══ INFORMATION GIVEN

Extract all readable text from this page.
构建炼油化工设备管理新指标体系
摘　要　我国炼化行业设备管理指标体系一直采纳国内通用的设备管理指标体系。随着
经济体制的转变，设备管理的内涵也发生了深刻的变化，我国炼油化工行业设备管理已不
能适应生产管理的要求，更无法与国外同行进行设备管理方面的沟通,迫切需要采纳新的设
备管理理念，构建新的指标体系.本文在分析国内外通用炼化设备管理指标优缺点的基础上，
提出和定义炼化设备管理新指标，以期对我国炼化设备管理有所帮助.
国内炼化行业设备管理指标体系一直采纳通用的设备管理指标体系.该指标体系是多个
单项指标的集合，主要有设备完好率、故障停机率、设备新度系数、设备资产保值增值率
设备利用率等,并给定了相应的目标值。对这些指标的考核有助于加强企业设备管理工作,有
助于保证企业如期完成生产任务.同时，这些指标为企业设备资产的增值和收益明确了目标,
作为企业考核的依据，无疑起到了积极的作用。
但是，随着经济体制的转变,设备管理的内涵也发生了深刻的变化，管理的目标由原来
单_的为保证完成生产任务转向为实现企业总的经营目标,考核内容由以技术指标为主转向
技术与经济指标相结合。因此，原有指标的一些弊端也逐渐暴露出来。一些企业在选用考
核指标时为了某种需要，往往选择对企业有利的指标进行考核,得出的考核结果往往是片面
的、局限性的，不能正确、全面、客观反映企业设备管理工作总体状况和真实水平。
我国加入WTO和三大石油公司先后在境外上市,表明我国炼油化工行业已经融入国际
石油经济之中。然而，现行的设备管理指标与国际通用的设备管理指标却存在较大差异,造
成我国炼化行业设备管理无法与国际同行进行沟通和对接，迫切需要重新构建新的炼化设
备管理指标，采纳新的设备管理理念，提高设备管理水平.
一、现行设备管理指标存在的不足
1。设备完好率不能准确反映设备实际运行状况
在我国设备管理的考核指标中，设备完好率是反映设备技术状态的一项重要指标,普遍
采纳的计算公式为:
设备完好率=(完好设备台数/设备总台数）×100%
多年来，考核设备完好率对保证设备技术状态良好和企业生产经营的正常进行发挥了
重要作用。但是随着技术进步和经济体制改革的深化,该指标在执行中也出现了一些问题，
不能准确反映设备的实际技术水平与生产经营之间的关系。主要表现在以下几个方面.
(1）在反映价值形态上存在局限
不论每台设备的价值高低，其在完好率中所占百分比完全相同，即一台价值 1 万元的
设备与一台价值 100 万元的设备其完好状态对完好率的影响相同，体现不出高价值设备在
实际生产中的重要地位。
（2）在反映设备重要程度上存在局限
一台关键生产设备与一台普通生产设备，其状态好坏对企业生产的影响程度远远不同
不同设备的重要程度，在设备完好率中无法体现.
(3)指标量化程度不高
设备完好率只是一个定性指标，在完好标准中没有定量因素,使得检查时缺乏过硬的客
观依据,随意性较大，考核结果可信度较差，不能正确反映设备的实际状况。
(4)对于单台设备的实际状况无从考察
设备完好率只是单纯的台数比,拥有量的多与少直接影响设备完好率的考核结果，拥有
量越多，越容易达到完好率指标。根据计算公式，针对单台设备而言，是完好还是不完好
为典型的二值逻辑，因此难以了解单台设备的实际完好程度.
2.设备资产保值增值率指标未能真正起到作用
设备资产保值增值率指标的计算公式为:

════

**WHAT YOU ARE ASKED TO DO:** Give the records above again, word for word.

**RESULT OF THE EXERCISE:**
Extract all readable text from this page.
构建炼油化工设备管理新指标体系
摘　要　我国炼化行业设备管理指标体系一直采纳国内通用的设备管理指标体系。随着
经济体制的转变，设备管理的内涵也发生了深刻的变化，我国炼油化工行业设备管理已不
能适应生产管理的要求，更无法与国外同行进行设备管理方面的沟通,迫切需要采纳新的设
备管理理念，构建新的指标体系.本文在分析国内外通用炼化设备管理指标优缺点的基础上，
提出和定义炼化设备管理新指标，以期对我国炼化设备管理有所帮助.
国内炼化行业设备管理指标体系一直采纳通用的设备管理指标体系.该指标体系是多个
单项指标的集合，主要有设备完好率、故障停机率、设备新度系数、设备资产保值增值率
设备利用率等,并给定了相应的目标值。对这些指标的考核有助于加强企业设备管理工作,有
助于保证企业如期完成生产任务.同时，这些指标为企业设备资产的增值和收益明确了目标,
作为企业考核的依据，无疑起到了积极的作用。
但是，随着经济体制的转变,设备管理的内涵也发生了深刻的变化，管理的目标由原来
单_的为保证完成生产任务转向为实现企业总的经营目标,考核内容由以技术指标为主转向
技术与经济指标相结合。因此，原有指标的一些弊端也逐渐暴露出来。一些企业在选用考
核指标时为了某种需要，往往选择对企业有利的指标进行考核,得出的考核结果往往是片面
的、局限性的，不能正确、全面、客观反映企业设备管理工作总体状况和真实水平。
我国加入WTO和三大石油公司先后在境外上市,表明我国炼油化工行业已经融入国际
石油经济之中。然而，现行的设备管理指标与国际通用的设备管理指标却存在较大差异,造
成我国炼化行业设备管理无法与国际同行进行沟通和对接，迫切需要重新构建新的炼化设
备管理指标，采纳新的设备管理理念，提高设备管理水平.
一、现行设备管理指标存在的不足
1。设备完好率不能准确反映设备实际运行状况
在我国设备管理的考核指标中，设备完好率是反映设备技术状态的一项重要指标,普遍
采纳的计算公式为:
设备完好率=(完好设备台数/设备总台数）×100%
多年来，考核设备完好率对保证设备技术状态良好和企业生产经营的正常进行发挥了
重要作用。但是随着技术进步和经济体制改革的深化,该指标在执行中也出现了一些问题，
不能准确反映设备的实际技术水平与生产经营之间的关系。主要表现在以下几个方面.
(1）在反映价值形态上存在局限
不论每台设备的价值高低，其在完好率中所占百分比完全相同，即一台价值 1 万元的
设备与一台价值 100 万元的设备其完好状态对完好率的影响相同，体现不出高价值设备在
实际生产中的重要地位。
（2）在反映设备重要程度上存在局限
一台关键生产设备与一台普通生产设备，其状态好坏对企业生产的影响程度远远不同
不同设备的重要程度，在设备完好率中无法体现.
(3)指标量化程度不高
设备完好率只是一个定性指标，在完好标准中没有定量因素,使得检查时缺乏过硬的客
观依据,随意性较大，考核结果可信度较差，不能正确反映设备的实际状况。
(4)对于单台设备的实际状况无从考察
设备完好率只是单纯的台数比,拥有量的多与少直接影响设备完好率的考核结果，拥有
量越多，越容易达到完好率指标。根据计算公式，针对单台设备而言，是完好还是不完好
为典型的二值逻辑，因此难以了解单台设备的实际完好程度.
2.设备资产保值增值率指标未能真正起到作用
设备资产保值增值率指标的计算公式为:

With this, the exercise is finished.